■ **Your objective**: Scan the lines below for "other"; report the number of lines that contain it, and only that.

** Begin Excerpted records **

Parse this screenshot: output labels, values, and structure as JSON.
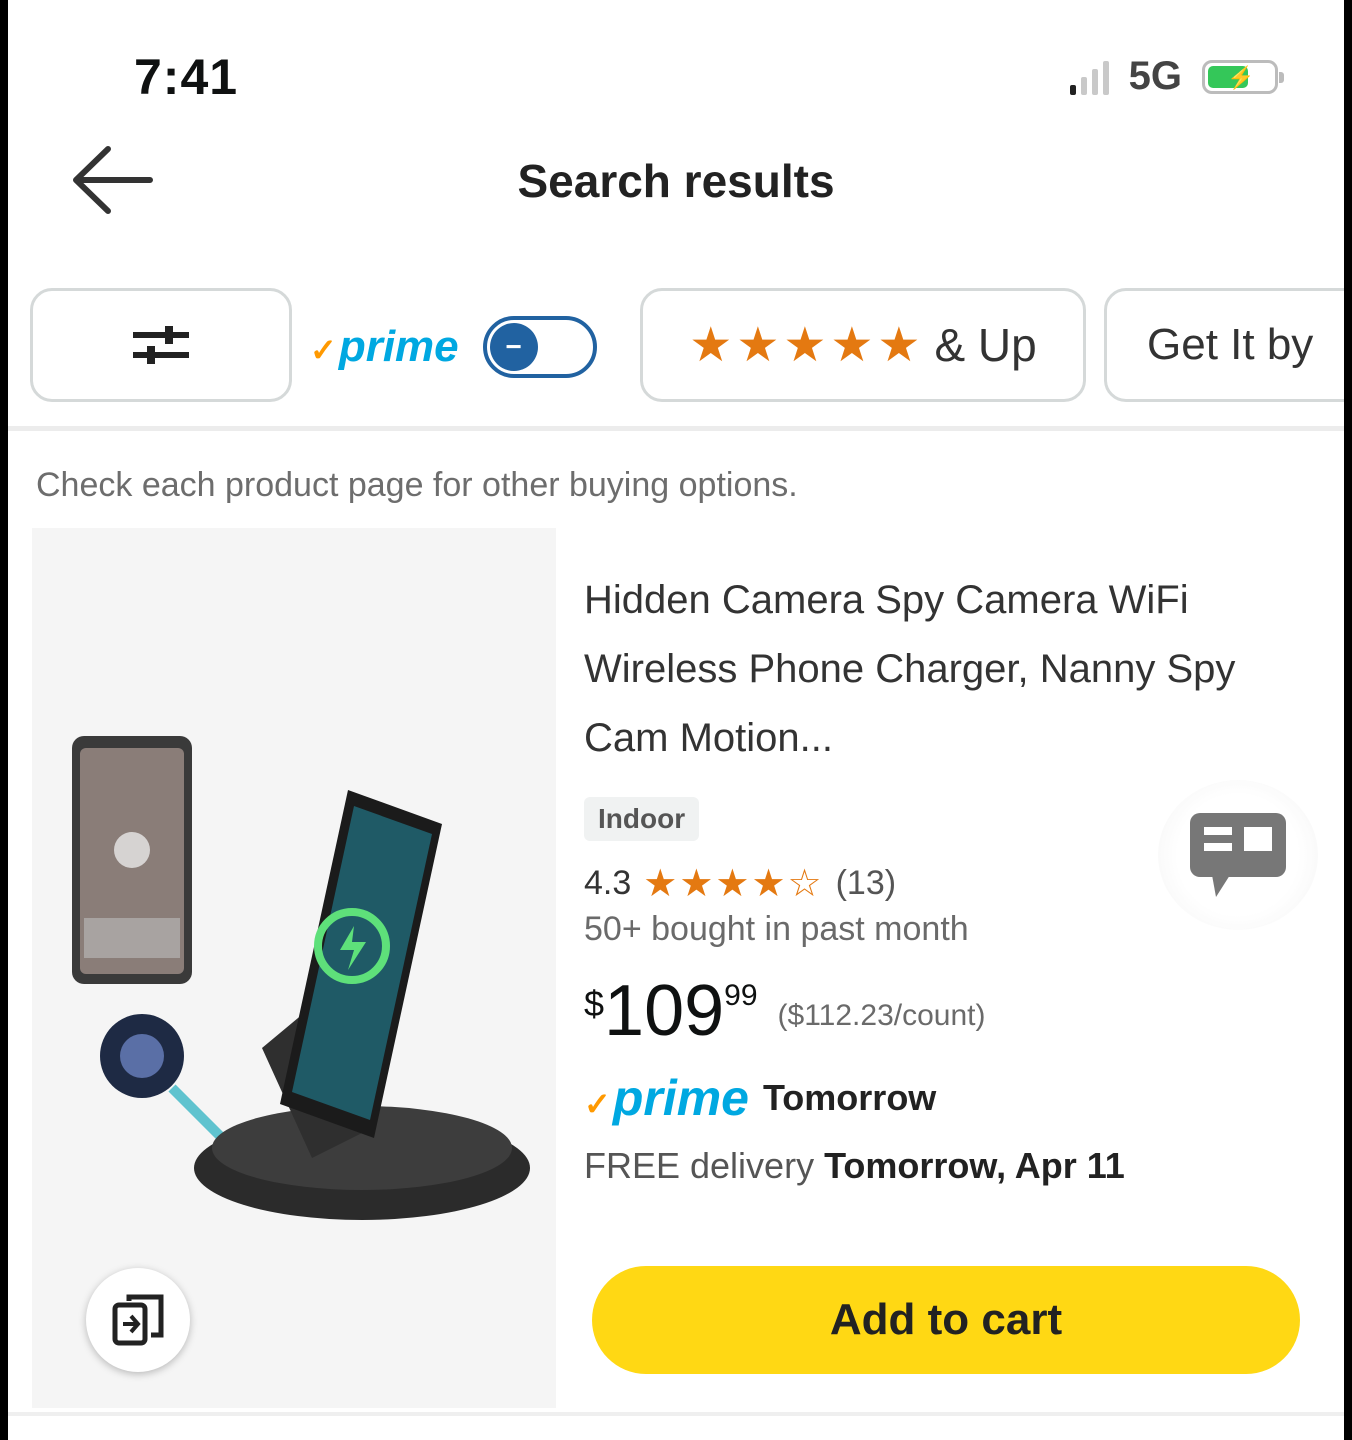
{
  "status_bar": {
    "time": "7:41",
    "network": "5G"
  },
  "header": {
    "title": "Search results"
  },
  "filters": {
    "prime_label": "prime",
    "rating_stars": "★★★★★",
    "rating_label": "& Up",
    "get_it_by": "Get It by"
  },
  "notice": "Check each product page for other buying options.",
  "product": {
    "title": "Hidden Camera Spy Camera WiFi Wireless Phone Charger, Nanny Spy Cam Motion...",
    "tag": "Indoor",
    "rating": "4.3",
    "rating_stars": "★★★★☆",
    "review_count": "(13)",
    "bought": "50+ bought in past month",
    "price_currency": "$",
    "price_whole": "109",
    "price_fraction": "99",
    "price_unit": "($112.23/count)",
    "prime_label": "prime",
    "prime_when": "Tomorrow",
    "delivery_prefix": "FREE delivery",
    "delivery_date": "Tomorrow, Apr 11",
    "add_to_cart": "Add to cart"
  },
  "colors": {
    "accent_yellow": "#ffd814",
    "prime_blue": "#00a8e1",
    "star_orange": "#e47911",
    "toggle_blue": "#2162a1"
  },
  "icons": [
    "back-arrow-icon",
    "filter-sliders-icon",
    "compare-icon",
    "feedback-icon"
  ]
}
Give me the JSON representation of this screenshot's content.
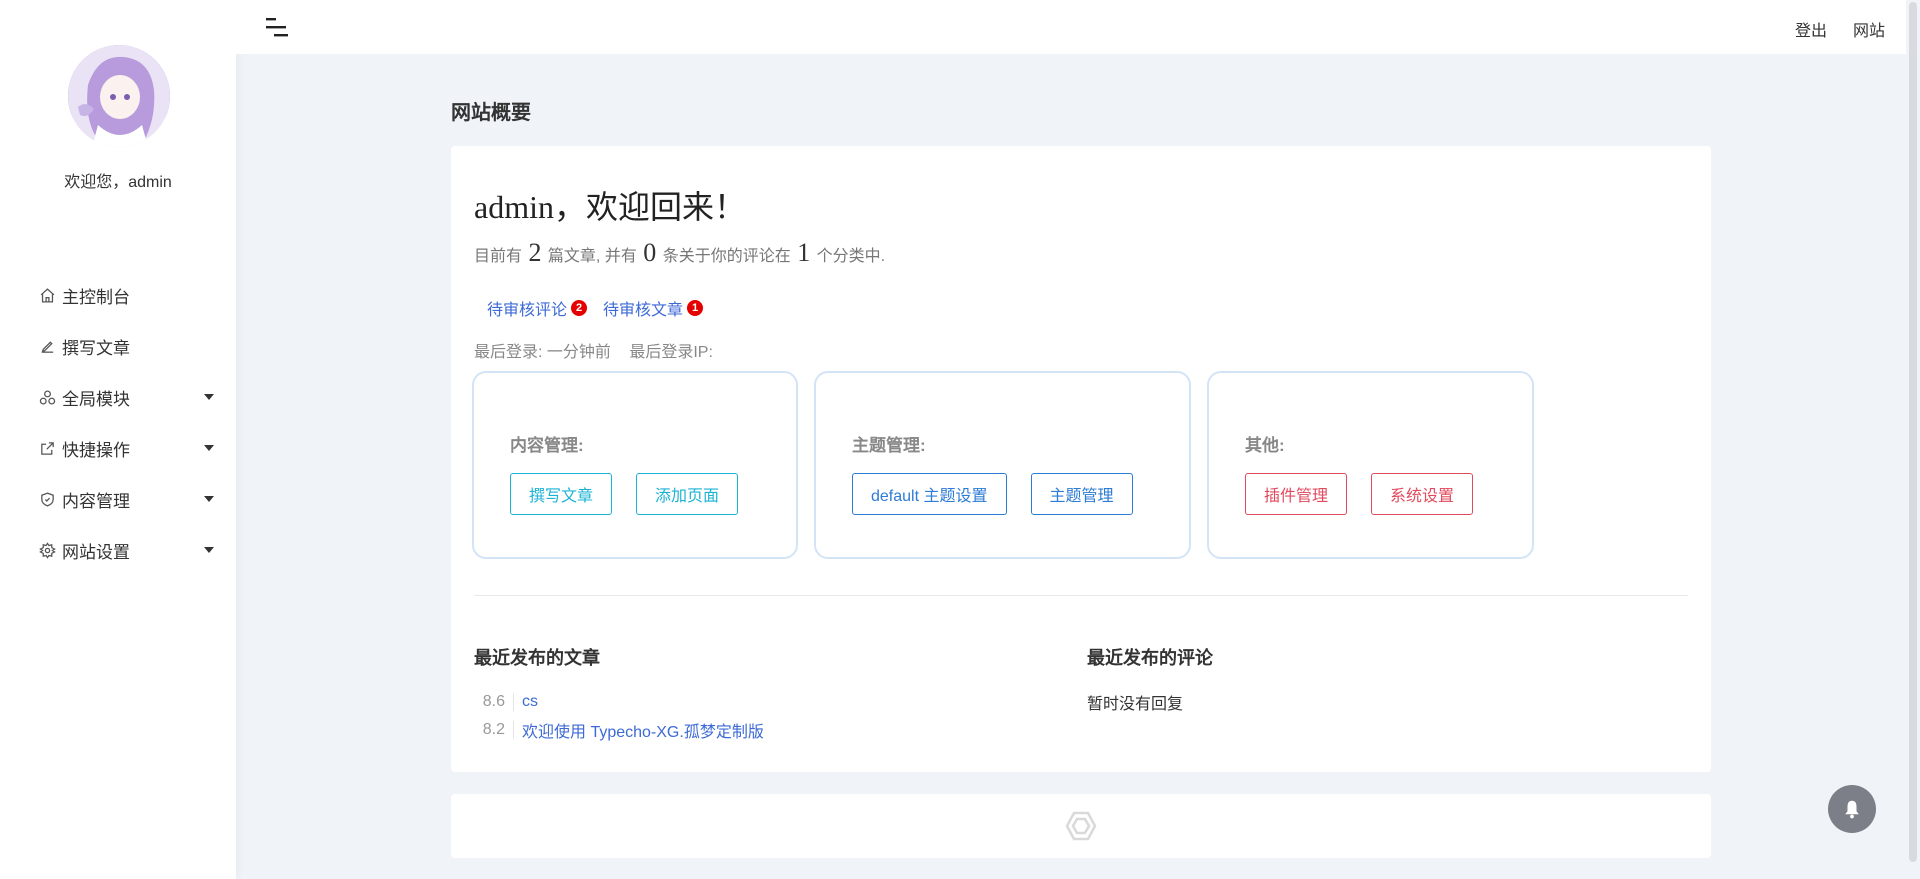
{
  "sidebar": {
    "welcome": "欢迎您，admin",
    "items": [
      {
        "label": "主控制台",
        "icon": "home-icon",
        "has_submenu": false
      },
      {
        "label": "撰写文章",
        "icon": "edit-icon",
        "has_submenu": false
      },
      {
        "label": "全局模块",
        "icon": "modules-icon",
        "has_submenu": true
      },
      {
        "label": "快捷操作",
        "icon": "external-link-icon",
        "has_submenu": true
      },
      {
        "label": "内容管理",
        "icon": "shield-icon",
        "has_submenu": true
      },
      {
        "label": "网站设置",
        "icon": "gear-icon",
        "has_submenu": true
      }
    ]
  },
  "topbar": {
    "logout": "登出",
    "website": "网站"
  },
  "page": {
    "title": "网站概要"
  },
  "dashboard": {
    "greeting": "admin，欢迎回来！",
    "stats": {
      "prefix": "目前有",
      "post_count": "2",
      "mid1": "篇文章, 并有",
      "comment_count": "0",
      "mid2": "条关于你的评论在",
      "category_count": "1",
      "suffix": "个分类中."
    },
    "pending": {
      "comments_label": "待审核评论",
      "comments_count": "2",
      "posts_label": "待审核文章",
      "posts_count": "1"
    },
    "last_login": {
      "time": "最后登录: 一分钟前",
      "ip": "最后登录IP:"
    },
    "boxes": {
      "content": {
        "title": "内容管理:",
        "btn1": "撰写文章",
        "btn2": "添加页面"
      },
      "theme": {
        "title": "主题管理:",
        "btn1": "default 主题设置",
        "btn2": "主题管理"
      },
      "other": {
        "title": "其他:",
        "btn1": "插件管理",
        "btn2": "系统设置"
      }
    },
    "recent_posts": {
      "title": "最近发布的文章",
      "items": [
        {
          "date": "8.6",
          "title": "cs"
        },
        {
          "date": "8.2",
          "title": "欢迎使用 Typecho-XG.孤梦定制版"
        }
      ]
    },
    "recent_comments": {
      "title": "最近发布的评论",
      "empty": "暂时没有回复"
    }
  },
  "colors": {
    "link": "#3d6ad6",
    "info": "#1bb3d4",
    "primary": "#2c7bd4",
    "danger": "#e24a5e",
    "badge": "#e40000"
  }
}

** End Excerpted records **

■ **Written answer**: 2